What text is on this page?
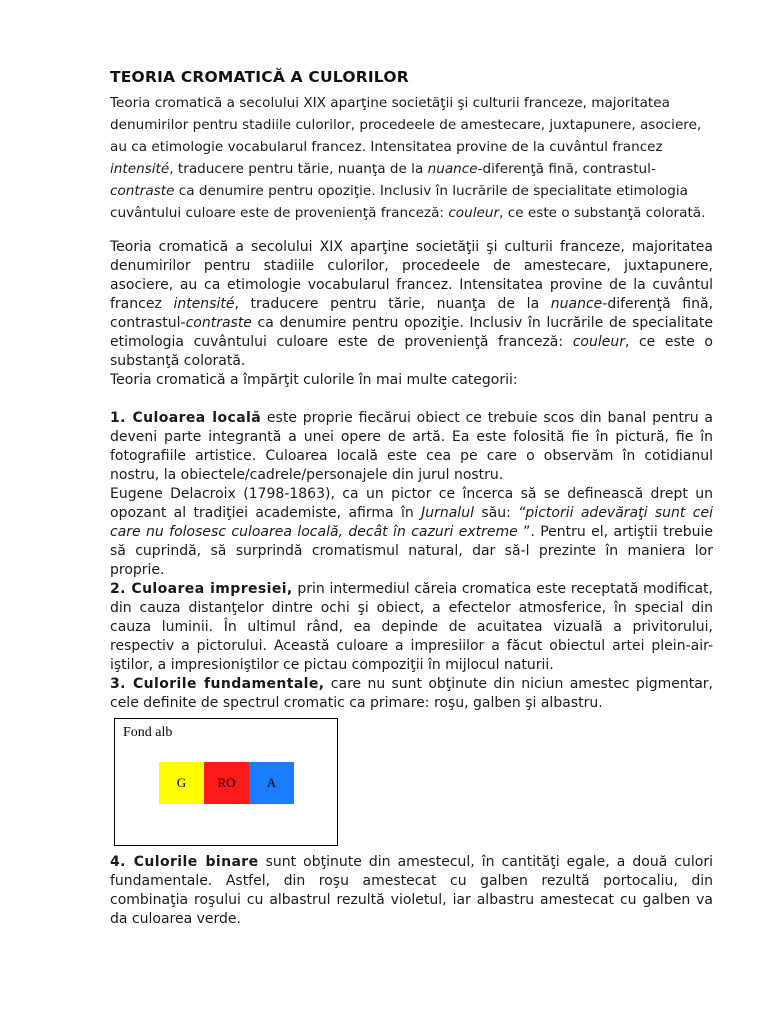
TEORIA CROMATICĂ A CULORILOR

Teoria cromatică a secolului XIX aparţine societăţii şi culturii franceze, majoritatea denumirilor pentru stadiile culorilor, procedeele de amestecare, juxtapunere, asociere, au ca etimologie vocabularul francez. Intensitatea provine de la cuvântul francez intensité, traducere pentru tărie, nuanţa de la nuance-diferenţă fină, contrastul-contraste ca denumire pentru opoziţie. Inclusiv în lucrările de specialitate etimologia cuvântului culoare este de provenienţă franceză: couleur, ce este o substanţă colorată.

Teoria cromatică a secolului XIX aparţine societăţii şi culturii franceze, majoritatea denumirilor pentru stadiile culorilor, procedeele de amestecare, juxtapunere, asociere, au ca etimologie vocabularul francez. Intensitatea provine de la cuvântul francez intensité, traducere pentru tărie, nuanţa de la nuance-diferenţă fină, contrastul-contraste ca denumire pentru opoziţie. Inclusiv în lucrările de specialitate etimologia cuvântului culoare este de provenienţă franceză: couleur, ce este o substanţă colorată.

Teoria cromatică a împărţit culorile în mai multe categorii:

1. Culoarea locală este proprie fiecărui obiect ce trebuie scos din banal pentru a deveni parte integrantă a unei opere de artă. Ea este folosită fie în pictură, fie în fotografiile artistice. Culoarea locală este cea pe care o observăm în cotidianul nostru, la obiectele/cadrele/personajele din jurul nostru.

Eugene Delacroix (1798-1863), ca un pictor ce încerca să se definească drept un opozant al tradiţiei academiste, afirma în Jurnalul său: “pictorii adevăraţi sunt cei care nu folosesc culoarea locală, decât în cazuri extreme ”. Pentru el, artiştii trebuie să cuprindă, să surprindă cromatismul natural, dar să-l prezinte în maniera lor proprie.

2. Culoarea impresiei, prin intermediul căreia cromatica este receptată modificat, din cauza distanţelor dintre ochi şi obiect, a efectelor atmosferice, în special din cauza luminii. În ultimul rând, ea depinde de acuitatea vizuală a privitorului, respectiv a pictorului. Această culoare a impresiilor a făcut obiectul artei plein-air-iştilor, a impresioniştilor ce pictau compoziţii în mijlocul naturii.

3. Culorile fundamentale, care nu sunt obţinute din niciun amestec pigmentar, cele definite de spectrul cromatic ca primare: roşu, galben şi albastru.

Fond alb
G	RO	A

4. Culorile binare sunt obţinute din amestecul, în cantităţi egale, a două culori fundamentale. Astfel, din roşu amestecat cu galben rezultă portocaliu, din combinaţia roşului cu albastrul rezultă violetul, iar albastru amestecat cu galben va da culoarea verde.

------------------------------------------------------------

Problem statement: Copy out all the records exactly, excluding pictures.

Task output:
What text is on this page?
TEORIA CROMATICĂ A CULORILOR

Teoria cromatică a secolului XIX aparţine societăţii şi culturii franceze, majoritatea denumirilor pentru stadiile culorilor, procedeele de amestecare, juxtapunere, asociere, au ca etimologie vocabularul francez. Intensitatea provine de la cuvântul francez intensité, traducere pentru tărie, nuanţa de la nuance-diferenţă fină, contrastul-contraste ca denumire pentru opoziţie. Inclusiv în lucrările de specialitate etimologia cuvântului culoare este de provenienţă franceză: couleur, ce este o substanţă colorată.

Teoria cromatică a secolului XIX aparţine societăţii şi culturii franceze, majoritatea denumirilor pentru stadiile culorilor, procedeele de amestecare, juxtapunere, asociere, au ca etimologie vocabularul francez. Intensitatea provine de la cuvântul francez intensité, traducere pentru tărie, nuanţa de la nuance-diferenţă fină, contrastul-contraste ca denumire pentru opoziţie. Inclusiv în lucrările de specialitate etimologia cuvântului culoare este de provenienţă franceză: couleur, ce este o substanţă colorată.

Teoria cromatică a împărţit culorile în mai multe categorii:

1. Culoarea locală este proprie fiecărui obiect ce trebuie scos din banal pentru a deveni parte integrantă a unei opere de artă. Ea este folosită fie în pictură, fie în fotografiile artistice. Culoarea locală este cea pe care o observăm în cotidianul nostru, la obiectele/cadrele/personajele din jurul nostru.

Eugene Delacroix (1798-1863), ca un pictor ce încerca să se definească drept un opozant al tradiţiei academiste, afirma în Jurnalul său: “pictorii adevăraţi sunt cei care nu folosesc culoarea locală, decât în cazuri extreme ”. Pentru el, artiştii trebuie să cuprindă, să surprindă cromatismul natural, dar să-l prezinte în maniera lor proprie.

2. Culoarea impresiei, prin intermediul căreia cromatica este receptată modificat, din cauza distanţelor dintre ochi şi obiect, a efectelor atmosferice, în special din cauza luminii. În ultimul rând, ea depinde de acuitatea vizuală a privitorului, respectiv a pictorului. Această culoare a impresiilor a făcut obiectul artei plein-air-iştilor, a impresioniştilor ce pictau compoziţii în mijlocul naturii.

3. Culorile fundamentale, care nu sunt obţinute din niciun amestec pigmentar, cele definite de spectrul cromatic ca primare: roşu, galben şi albastru.

Fond alb
G	RO	A

4. Culorile binare sunt obţinute din amestecul, în cantităţi egale, a două culori fundamentale. Astfel, din roşu amestecat cu galben rezultă portocaliu, din combinaţia roşului cu albastrul rezultă violetul, iar albastru amestecat cu galben va da culoarea verde.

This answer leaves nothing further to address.